To be done:
Make an exact copy of all the material below, apart from the pictures.

# Start of Materials provided

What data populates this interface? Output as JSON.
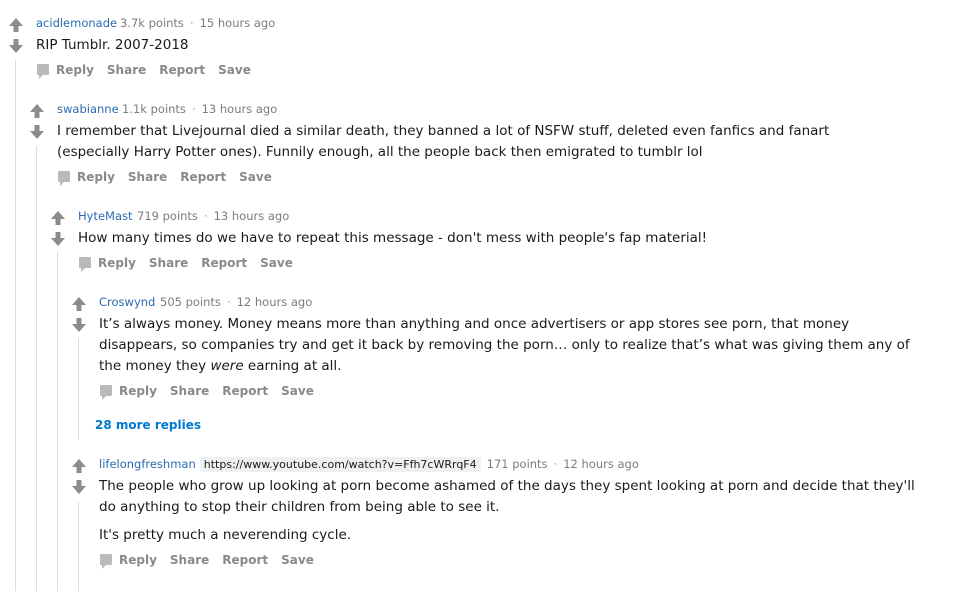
{
  "comments": [
    {
      "author": "acidlemonade",
      "points": "3.7k points",
      "time": "15 hours ago",
      "body": [
        "RIP Tumblr. 2007-2018"
      ]
    },
    {
      "author": "swabianne",
      "points": "1.1k points",
      "time": "13 hours ago",
      "body": [
        "I remember that Livejournal died a similar death, they banned a lot of NSFW stuff, deleted even fanfics and fanart",
        "(especially Harry Potter ones). Funnily enough, all the people back then emigrated to tumblr lol"
      ]
    },
    {
      "author": "HyteMast",
      "points": "719 points",
      "time": "13 hours ago",
      "body": [
        "How many times do we have to repeat this message - don't mess with people's fap material!"
      ]
    },
    {
      "author": "Croswynd",
      "points": "505 points",
      "time": "12 hours ago",
      "body": [
        "It’s always money. Money means more than anything and once advertisers or app stores see porn, that money",
        "disappears, so companies try and get it back by removing the porn… only to realize that’s what was giving them any of"
      ],
      "body_last_before": "the money they ",
      "body_last_em": "were",
      "body_last_after": " earning at all."
    },
    {
      "author": "lifelongfreshman",
      "flair": "https://www.youtube.com/watch?v=Ffh7cWRrqF4",
      "points": "171 points",
      "time": "12 hours ago",
      "body": [
        "The people who grow up looking at porn become ashamed of the days they spent looking at porn and decide that they'll",
        "do anything to stop their children from being able to see it."
      ],
      "body_p2": "It's pretty much a neverending cycle."
    }
  ],
  "actions": {
    "reply": "Reply",
    "share": "Share",
    "report": "Report",
    "save": "Save"
  },
  "more_replies": "28 more replies",
  "separator": "·",
  "icons": {
    "upvote": "upvote-arrow-icon",
    "downvote": "downvote-arrow-icon",
    "reply": "comment-bubble-icon"
  },
  "colors": {
    "author": "#2b6cb0",
    "meta": "#7c7c7c",
    "action": "#878a8c",
    "link": "#0079d3",
    "arrow": "#8a8c8e"
  }
}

# End of Materials provided

The response:
What data populates this interface? Output as JSON.
{
  "comments": [
    {
      "author": "acidlemonade",
      "points": "3.7k points",
      "time": "15 hours ago",
      "body": [
        "RIP Tumblr. 2007-2018"
      ]
    },
    {
      "author": "swabianne",
      "points": "1.1k points",
      "time": "13 hours ago",
      "body": [
        "I remember that Livejournal died a similar death, they banned a lot of NSFW stuff, deleted even fanfics and fanart",
        "(especially Harry Potter ones). Funnily enough, all the people back then emigrated to tumblr lol"
      ]
    },
    {
      "author": "HyteMast",
      "points": "719 points",
      "time": "13 hours ago",
      "body": [
        "How many times do we have to repeat this message - don't mess with people's fap material!"
      ]
    },
    {
      "author": "Croswynd",
      "points": "505 points",
      "time": "12 hours ago",
      "body": [
        "It’s always money. Money means more than anything and once advertisers or app stores see porn, that money",
        "disappears, so companies try and get it back by removing the porn… only to realize that’s what was giving them any of"
      ],
      "body_last_before": "the money they ",
      "body_last_em": "were",
      "body_last_after": " earning at all."
    },
    {
      "author": "lifelongfreshman",
      "flair": "https://www.youtube.com/watch?v=Ffh7cWRrqF4",
      "points": "171 points",
      "time": "12 hours ago",
      "body": [
        "The people who grow up looking at porn become ashamed of the days they spent looking at porn and decide that they'll",
        "do anything to stop their children from being able to see it."
      ],
      "body_p2": "It's pretty much a neverending cycle."
    }
  ],
  "actions": {
    "reply": "Reply",
    "share": "Share",
    "report": "Report",
    "save": "Save"
  },
  "more_replies": "28 more replies",
  "separator": "·",
  "icons": {
    "upvote": "upvote-arrow-icon",
    "downvote": "downvote-arrow-icon",
    "reply": "comment-bubble-icon"
  },
  "colors": {
    "author": "#2b6cb0",
    "meta": "#7c7c7c",
    "action": "#878a8c",
    "link": "#0079d3",
    "arrow": "#8a8c8e"
  }
}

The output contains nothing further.